Text shown:
:::::

A fierce opponent of President Paul Kagame, Paul Rusesabagina, who inspired the film Hotel Rwanda, was released on Friday after more than 900 days behind bars and a government announcement commuting his 25-year sentence for “terrorism”.

Paul Rusesabagina, who has Belgian nationality and was a permanent resident of the United States, was handed over to the Qatari ambassador before his return to the United States, according to a US official. His sentence was commuted by presidential decree, Justice Minister Emmanuel Ugirashebuja said in a statement, as did 19 co-defendants. But the Minister warned that “commuting the sentence does not nullify the conviction”.

President Joe Biden thanked the Rwandan and Qatari governments and expressed his “joy”. Belgium welcomed “the decision of the Rwandan government”. “We hope he will be reunited with his family soon,” Belgian Foreign Minister Hadja Lahbib said in a statement.

:::::

Dataset:
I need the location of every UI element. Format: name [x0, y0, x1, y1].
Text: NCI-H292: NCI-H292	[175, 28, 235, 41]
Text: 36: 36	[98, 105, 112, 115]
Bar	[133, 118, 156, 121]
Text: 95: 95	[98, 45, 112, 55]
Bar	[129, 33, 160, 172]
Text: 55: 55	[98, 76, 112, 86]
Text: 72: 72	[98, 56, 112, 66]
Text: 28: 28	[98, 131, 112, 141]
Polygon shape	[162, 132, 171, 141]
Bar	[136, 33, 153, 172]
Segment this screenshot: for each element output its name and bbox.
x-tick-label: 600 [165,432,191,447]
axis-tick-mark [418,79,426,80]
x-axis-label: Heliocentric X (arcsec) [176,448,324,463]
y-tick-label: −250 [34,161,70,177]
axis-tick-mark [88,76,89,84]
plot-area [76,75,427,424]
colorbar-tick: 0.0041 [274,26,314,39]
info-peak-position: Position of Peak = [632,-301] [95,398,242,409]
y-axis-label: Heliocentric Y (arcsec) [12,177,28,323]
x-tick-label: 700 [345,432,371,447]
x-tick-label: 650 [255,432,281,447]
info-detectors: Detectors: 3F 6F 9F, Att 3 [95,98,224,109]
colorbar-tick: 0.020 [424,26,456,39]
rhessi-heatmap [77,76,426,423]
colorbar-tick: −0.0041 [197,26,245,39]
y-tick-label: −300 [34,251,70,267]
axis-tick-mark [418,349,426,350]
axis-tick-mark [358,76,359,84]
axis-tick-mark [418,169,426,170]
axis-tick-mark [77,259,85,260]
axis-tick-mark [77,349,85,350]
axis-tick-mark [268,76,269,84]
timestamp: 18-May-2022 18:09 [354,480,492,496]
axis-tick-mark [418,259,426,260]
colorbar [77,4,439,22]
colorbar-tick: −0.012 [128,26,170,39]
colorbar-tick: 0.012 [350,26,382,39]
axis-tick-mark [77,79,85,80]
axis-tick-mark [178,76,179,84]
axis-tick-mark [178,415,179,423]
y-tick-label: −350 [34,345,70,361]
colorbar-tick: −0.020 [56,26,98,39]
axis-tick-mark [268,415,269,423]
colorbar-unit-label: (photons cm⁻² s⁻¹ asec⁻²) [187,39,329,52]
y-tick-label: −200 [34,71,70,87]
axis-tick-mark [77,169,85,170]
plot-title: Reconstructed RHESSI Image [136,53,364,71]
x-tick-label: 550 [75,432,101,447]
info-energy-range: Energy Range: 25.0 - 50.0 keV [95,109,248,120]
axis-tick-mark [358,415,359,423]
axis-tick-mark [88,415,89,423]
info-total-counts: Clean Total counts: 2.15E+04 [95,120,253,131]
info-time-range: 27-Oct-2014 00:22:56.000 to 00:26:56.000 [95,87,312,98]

:::::

Problem set:
(a) According to the Rusesabagina report, to whom was Paul Rusesabagina handed over before his return to the United States?
(b) Print the part of the Rusesabagina report that opens with the words containing "Paul Rusesabagina, who has" and closes with "in a statement.".
Draw only on the Rusesabagina report, not on the lines.

Task solutions:
(a) The Qatari ambassador.

(b)
Paul Rusesabagina, who has Belgian nationality and was a permanent resident of the United States, was handed over to the Qatari ambassador before his return to the United States, according to a US official. His sentence was commuted by presidential decree, Justice Minister Emmanuel Ugirashebuja said in a statement, as did 19 co-defendants. But the Minister warned that “commuting the sentence does not nullify the conviction”.

President Joe Biden thanked the Rwandan and Qatari governments and expressed his “joy”. Belgium welcomed “the decision of the Rwandan government”. “We hope he will be reunited with his family soon,” Belgian Foreign Minister Hadja Lahbib said in a statement.